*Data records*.
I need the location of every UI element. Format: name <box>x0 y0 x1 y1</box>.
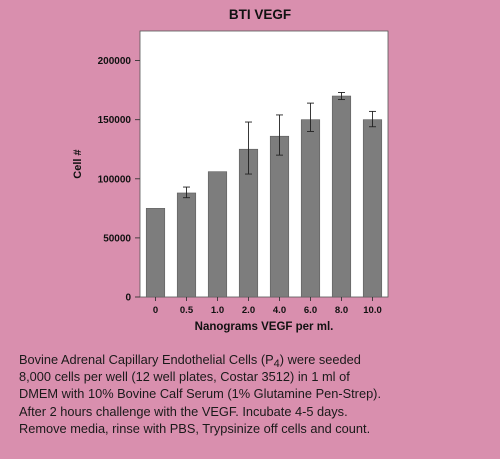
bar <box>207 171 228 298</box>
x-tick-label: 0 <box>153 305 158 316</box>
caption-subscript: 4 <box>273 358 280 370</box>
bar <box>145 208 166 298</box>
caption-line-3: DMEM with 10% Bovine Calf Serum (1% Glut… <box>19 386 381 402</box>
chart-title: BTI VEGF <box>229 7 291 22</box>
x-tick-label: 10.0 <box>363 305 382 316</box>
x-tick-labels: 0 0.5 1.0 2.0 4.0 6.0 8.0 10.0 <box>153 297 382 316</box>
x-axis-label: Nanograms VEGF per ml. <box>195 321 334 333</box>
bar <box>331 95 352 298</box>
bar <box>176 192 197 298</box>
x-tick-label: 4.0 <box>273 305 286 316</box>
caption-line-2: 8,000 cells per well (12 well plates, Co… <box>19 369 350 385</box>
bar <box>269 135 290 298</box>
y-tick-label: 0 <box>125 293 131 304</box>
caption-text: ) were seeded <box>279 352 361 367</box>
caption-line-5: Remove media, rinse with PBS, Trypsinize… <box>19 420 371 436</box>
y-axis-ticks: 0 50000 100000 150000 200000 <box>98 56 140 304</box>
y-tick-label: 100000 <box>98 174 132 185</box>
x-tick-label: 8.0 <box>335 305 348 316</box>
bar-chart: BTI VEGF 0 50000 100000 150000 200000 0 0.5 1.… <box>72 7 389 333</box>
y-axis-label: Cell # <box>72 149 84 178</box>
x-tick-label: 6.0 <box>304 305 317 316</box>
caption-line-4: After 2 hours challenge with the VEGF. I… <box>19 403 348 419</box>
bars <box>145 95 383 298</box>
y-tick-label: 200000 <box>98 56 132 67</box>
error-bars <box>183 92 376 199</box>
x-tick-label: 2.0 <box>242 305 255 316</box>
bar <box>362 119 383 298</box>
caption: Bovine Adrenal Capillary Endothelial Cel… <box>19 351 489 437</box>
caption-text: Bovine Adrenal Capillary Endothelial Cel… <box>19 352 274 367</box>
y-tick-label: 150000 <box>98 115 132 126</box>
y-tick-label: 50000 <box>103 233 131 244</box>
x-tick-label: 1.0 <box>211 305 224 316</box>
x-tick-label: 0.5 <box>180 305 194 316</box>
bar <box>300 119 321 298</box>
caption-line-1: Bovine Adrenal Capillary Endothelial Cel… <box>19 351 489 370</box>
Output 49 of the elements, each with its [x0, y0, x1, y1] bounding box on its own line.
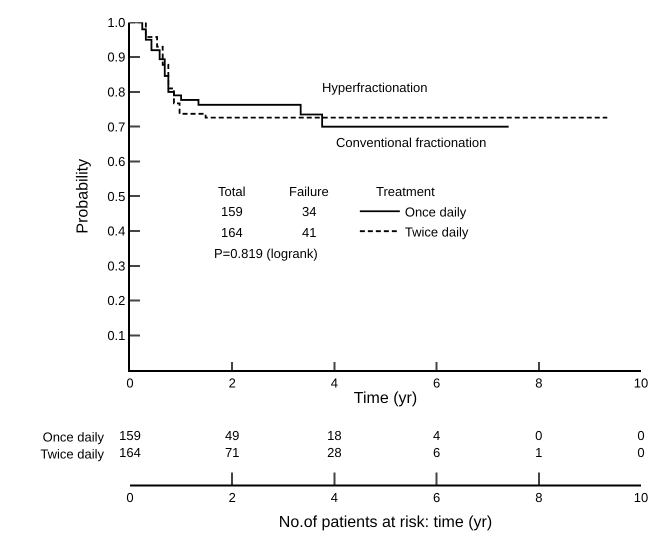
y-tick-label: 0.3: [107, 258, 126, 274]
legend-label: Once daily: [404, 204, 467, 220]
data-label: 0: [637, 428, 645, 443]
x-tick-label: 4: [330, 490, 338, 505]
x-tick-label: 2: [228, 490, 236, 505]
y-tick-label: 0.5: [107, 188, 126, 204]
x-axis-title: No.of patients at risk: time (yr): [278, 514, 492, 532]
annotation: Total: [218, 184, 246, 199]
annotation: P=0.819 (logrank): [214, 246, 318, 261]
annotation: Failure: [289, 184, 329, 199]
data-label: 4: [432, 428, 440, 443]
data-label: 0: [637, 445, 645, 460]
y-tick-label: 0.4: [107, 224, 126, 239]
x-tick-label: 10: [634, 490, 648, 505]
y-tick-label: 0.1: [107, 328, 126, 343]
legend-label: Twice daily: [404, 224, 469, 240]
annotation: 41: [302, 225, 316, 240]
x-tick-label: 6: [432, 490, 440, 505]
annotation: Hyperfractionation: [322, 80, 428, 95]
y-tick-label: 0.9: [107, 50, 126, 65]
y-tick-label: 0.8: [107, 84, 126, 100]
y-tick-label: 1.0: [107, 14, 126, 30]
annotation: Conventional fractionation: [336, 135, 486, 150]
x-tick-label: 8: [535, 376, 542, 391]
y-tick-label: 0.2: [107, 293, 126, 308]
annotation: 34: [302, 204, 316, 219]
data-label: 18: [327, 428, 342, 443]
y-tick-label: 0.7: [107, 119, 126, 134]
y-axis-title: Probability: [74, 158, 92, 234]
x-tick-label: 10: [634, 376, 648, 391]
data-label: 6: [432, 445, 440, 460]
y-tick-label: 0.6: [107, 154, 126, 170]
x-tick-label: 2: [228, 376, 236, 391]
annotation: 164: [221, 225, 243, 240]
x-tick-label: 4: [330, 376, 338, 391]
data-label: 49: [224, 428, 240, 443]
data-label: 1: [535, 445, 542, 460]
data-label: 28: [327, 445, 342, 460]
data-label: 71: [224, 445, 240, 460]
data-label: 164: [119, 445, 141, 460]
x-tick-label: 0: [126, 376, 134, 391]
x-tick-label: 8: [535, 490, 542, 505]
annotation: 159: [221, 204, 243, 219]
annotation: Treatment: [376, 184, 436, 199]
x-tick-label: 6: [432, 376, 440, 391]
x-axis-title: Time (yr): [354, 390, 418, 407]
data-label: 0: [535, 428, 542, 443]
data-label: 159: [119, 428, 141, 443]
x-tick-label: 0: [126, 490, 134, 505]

*Work item*. In the records above, locate the lines holding the word "caption". Copy each of them.

*Task response*.
caption-subscript: 4 <box>273 358 280 370</box>
caption-line-3: DMEM with 10% Bovine Calf Serum (1% Glut… <box>19 386 381 402</box>
caption-line-2: 8,000 cells per well (12 well plates, Co… <box>19 369 350 385</box>
caption-text: ) were seeded <box>279 352 361 367</box>
caption-line-5: Remove media, rinse with PBS, Trypsinize… <box>19 420 371 436</box>
caption-line-4: After 2 hours challenge with the VEGF. I… <box>19 403 348 419</box>
caption: Bovine Adrenal Capillary Endothelial Cel… <box>19 351 489 437</box>
caption-text: Bovine Adrenal Capillary Endothelial Cel… <box>19 352 274 367</box>
caption-line-1: Bovine Adrenal Capillary Endothelial Cel… <box>19 351 489 370</box>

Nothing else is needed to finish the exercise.